Aim:
Write out every line of the material exactly as it appears.

Stored entries
—————

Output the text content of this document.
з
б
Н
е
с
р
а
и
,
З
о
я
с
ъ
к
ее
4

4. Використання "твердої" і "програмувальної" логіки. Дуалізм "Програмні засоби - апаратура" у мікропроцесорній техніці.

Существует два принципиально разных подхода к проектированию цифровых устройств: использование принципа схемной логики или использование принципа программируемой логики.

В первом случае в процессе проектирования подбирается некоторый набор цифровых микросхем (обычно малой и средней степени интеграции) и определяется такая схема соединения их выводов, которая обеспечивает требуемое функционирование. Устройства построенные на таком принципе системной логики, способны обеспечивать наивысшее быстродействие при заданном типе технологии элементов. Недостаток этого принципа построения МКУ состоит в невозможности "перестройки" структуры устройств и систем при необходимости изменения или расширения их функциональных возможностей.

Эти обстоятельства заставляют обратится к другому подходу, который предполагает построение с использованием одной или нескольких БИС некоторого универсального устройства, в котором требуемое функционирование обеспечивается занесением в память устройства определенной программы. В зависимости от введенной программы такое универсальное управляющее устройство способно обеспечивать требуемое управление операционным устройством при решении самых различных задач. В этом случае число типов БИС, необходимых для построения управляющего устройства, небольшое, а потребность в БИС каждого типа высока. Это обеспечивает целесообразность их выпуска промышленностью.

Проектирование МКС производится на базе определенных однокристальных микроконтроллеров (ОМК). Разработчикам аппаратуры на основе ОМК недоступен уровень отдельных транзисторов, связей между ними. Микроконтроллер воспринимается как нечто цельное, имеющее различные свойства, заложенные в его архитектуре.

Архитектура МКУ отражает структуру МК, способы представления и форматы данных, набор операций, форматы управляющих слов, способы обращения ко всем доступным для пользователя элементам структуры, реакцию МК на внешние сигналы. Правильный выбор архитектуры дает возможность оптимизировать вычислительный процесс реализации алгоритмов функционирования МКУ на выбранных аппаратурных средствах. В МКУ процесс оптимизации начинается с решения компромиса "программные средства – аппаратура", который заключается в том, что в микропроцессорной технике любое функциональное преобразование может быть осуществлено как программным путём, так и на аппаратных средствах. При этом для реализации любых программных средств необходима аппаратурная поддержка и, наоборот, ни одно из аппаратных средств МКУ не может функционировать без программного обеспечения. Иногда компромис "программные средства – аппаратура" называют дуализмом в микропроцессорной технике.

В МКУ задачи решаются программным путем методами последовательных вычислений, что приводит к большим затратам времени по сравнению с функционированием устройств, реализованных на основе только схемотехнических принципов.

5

—————

Problem solution:
Output the text content of this document.
з
б
Н
е
с
р
а
и
,
З
о
я
с
ъ
к
ее
4

4. Використання "твердої" і "програмувальної" логіки. Дуалізм "Програмні засоби - апаратура" у мікропроцесорній техніці.

Существует два принципиально разных подхода к проектированию цифровых устройств: использование принципа схемной логики или использование принципа программируемой логики.

В первом случае в процессе проектирования подбирается некоторый набор цифровых микросхем (обычно малой и средней степени интеграции) и определяется такая схема соединения их выводов, которая обеспечивает требуемое функционирование. Устройства построенные на таком принципе системной логики, способны обеспечивать наивысшее быстродействие при заданном типе технологии элементов. Недостаток этого принципа построения МКУ состоит в невозможности "перестройки" структуры устройств и систем при необходимости изменения или расширения их функциональных возможностей.

Эти обстоятельства заставляют обратится к другому подходу, который предполагает построение с использованием одной или нескольких БИС некоторого универсального устройства, в котором требуемое функционирование обеспечивается занесением в память устройства определенной программы. В зависимости от введенной программы такое универсальное управляющее устройство способно обеспечивать требуемое управление операционным устройством при решении самых различных задач. В этом случае число типов БИС, необходимых для построения управляющего устройства, небольшое, а потребность в БИС каждого типа высока. Это обеспечивает целесообразность их выпуска промышленностью.

Проектирование МКС производится на базе определенных однокристальных микроконтроллеров (ОМК). Разработчикам аппаратуры на основе ОМК недоступен уровень отдельных транзисторов, связей между ними. Микроконтроллер воспринимается как нечто цельное, имеющее различные свойства, заложенные в его архитектуре.

Архитектура МКУ отражает структуру МК, способы представления и форматы данных, набор операций, форматы управляющих слов, способы обращения ко всем доступным для пользователя элементам структуры, реакцию МК на внешние сигналы. Правильный выбор архитектуры дает возможность оптимизировать вычислительный процесс реализации алгоритмов функционирования МКУ на выбранных аппаратурных средствах. В МКУ процесс оптимизации начинается с решения компромиса "программные средства – аппаратура", который заключается в том, что в микропроцессорной технике любое функциональное преобразование может быть осуществлено как программным путём, так и на аппаратных средствах. При этом для реализации любых программных средств необходима аппаратурная поддержка и, наоборот, ни одно из аппаратных средств МКУ не может функционировать без программного обеспечения. Иногда компромис "программные средства – аппаратура" называют дуализмом в микропроцессорной технике.

В МКУ задачи решаются программным путем методами последовательных вычислений, что приводит к большим затратам времени по сравнению с функционированием устройств, реализованных на основе только схемотехнических принципов.

5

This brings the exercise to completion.